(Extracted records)
******************************

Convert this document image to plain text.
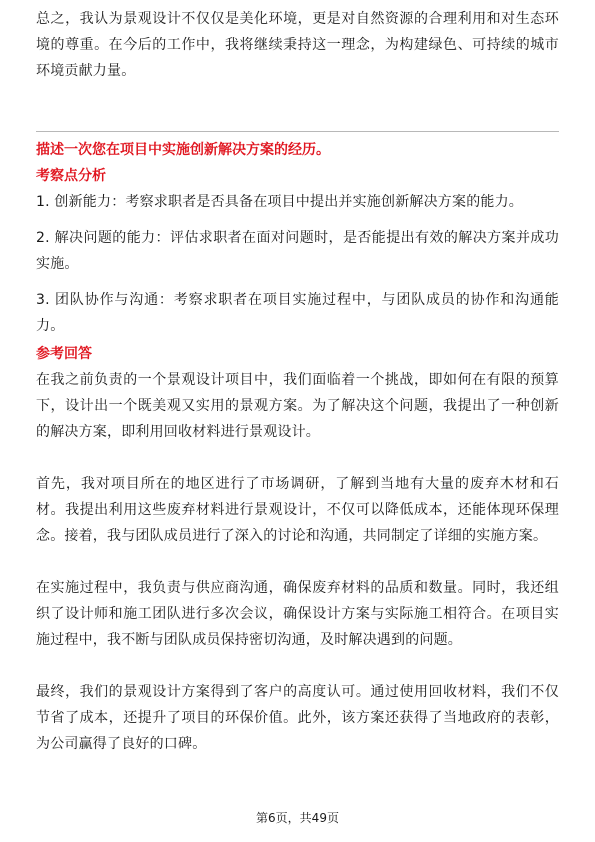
总之，我认为景观设计不仅仅是美化环境，更是对自然资源的合理利用和对生态环境的尊重。在今后的工作中，我将继续秉持这一理念，为构建绿色、可持续的城市环境贡献力量。

描述一次您在项目中实施创新解决方案的经历。

考察点分析

1. 创新能力：考察求职者是否具备在项目中提出并实施创新解决方案的能力。

2. 解决问题的能力：评估求职者在面对问题时，是否能提出有效的解决方案并成功实施。

3. 团队协作与沟通：考察求职者在项目实施过程中，与团队成员的协作和沟通能力。

参考回答

在我之前负责的一个景观设计项目中，我们面临着一个挑战，即如何在有限的预算下，设计出一个既美观又实用的景观方案。为了解决这个问题，我提出了一种创新的解决方案，即利用回收材料进行景观设计。

首先，我对项目所在的地区进行了市场调研，了解到当地有大量的废弃木材和石材。我提出利用这些废弃材料进行景观设计，不仅可以降低成本，还能体现环保理念。接着，我与团队成员进行了深入的讨论和沟通，共同制定了详细的实施方案。

在实施过程中，我负责与供应商沟通，确保废弃材料的品质和数量。同时，我还组织了设计师和施工团队进行多次会议，确保设计方案与实际施工相符合。在项目实施过程中，我不断与团队成员保持密切沟通，及时解决遇到的问题。

最终，我们的景观设计方案得到了客户的高度认可。通过使用回收材料，我们不仅节省了成本，还提升了项目的环保价值。此外，该方案还获得了当地政府的表彰，为公司赢得了良好的口碑。

第6页，共49页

******************************

[Direction]:
Print the records word for word and exclude any picture they hold.

[Reply]:
Convert this document image to plain text.
总之，我认为景观设计不仅仅是美化环境，更是对自然资源的合理利用和对生态环境的尊重。在今后的工作中，我将继续秉持这一理念，为构建绿色、可持续的城市环境贡献力量。

描述一次您在项目中实施创新解决方案的经历。

考察点分析

1. 创新能力：考察求职者是否具备在项目中提出并实施创新解决方案的能力。

2. 解决问题的能力：评估求职者在面对问题时，是否能提出有效的解决方案并成功实施。

3. 团队协作与沟通：考察求职者在项目实施过程中，与团队成员的协作和沟通能力。

参考回答

在我之前负责的一个景观设计项目中，我们面临着一个挑战，即如何在有限的预算下，设计出一个既美观又实用的景观方案。为了解决这个问题，我提出了一种创新的解决方案，即利用回收材料进行景观设计。

首先，我对项目所在的地区进行了市场调研，了解到当地有大量的废弃木材和石材。我提出利用这些废弃材料进行景观设计，不仅可以降低成本，还能体现环保理念。接着，我与团队成员进行了深入的讨论和沟通，共同制定了详细的实施方案。

在实施过程中，我负责与供应商沟通，确保废弃材料的品质和数量。同时，我还组织了设计师和施工团队进行多次会议，确保设计方案与实际施工相符合。在项目实施过程中，我不断与团队成员保持密切沟通，及时解决遇到的问题。

最终，我们的景观设计方案得到了客户的高度认可。通过使用回收材料，我们不仅节省了成本，还提升了项目的环保价值。此外，该方案还获得了当地政府的表彰，为公司赢得了良好的口碑。

第6页，共49页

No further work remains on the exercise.